▸ Task directions
Set down the records once more, please, exactly and with the pictures left out.

[Data excerpts]
Start
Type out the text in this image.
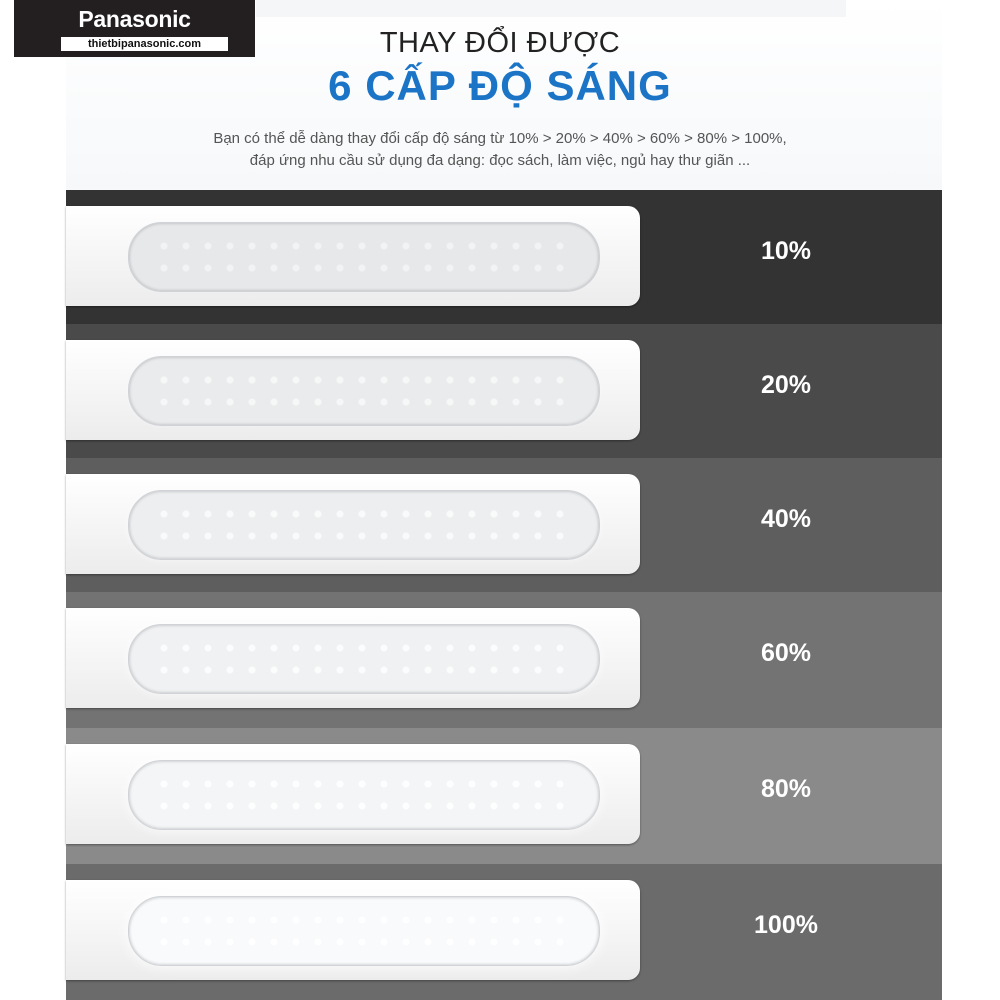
Panasonic
thietbipanasonic.com	THAY ĐỔI ĐƯỢC
6 CẤP ĐỘ SÁNG
Bạn có thể dễ dàng thay đổi cấp độ sáng từ 10% > 20% > 40% > 60% > 80% > 100%,
đáp ứng nhu cầu sử dụng đa dạng: đọc sách, làm việc, ngủ hay thư giãn ...
10%
20%
40%
60%
80%
100%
End
▸ Solved problem
Type out the text in this image.
Panasonic
thietbipanasonic.com	THAY ĐỔI ĐƯỢC
6 CẤP ĐỘ SÁNG
Bạn có thể dễ dàng thay đổi cấp độ sáng từ 10% > 20% > 40% > 60% > 80% > 100%,
đáp ứng nhu cầu sử dụng đa dạng: đọc sách, làm việc, ngủ hay thư giãn ...
10%
20%
40%
60%
80%
100%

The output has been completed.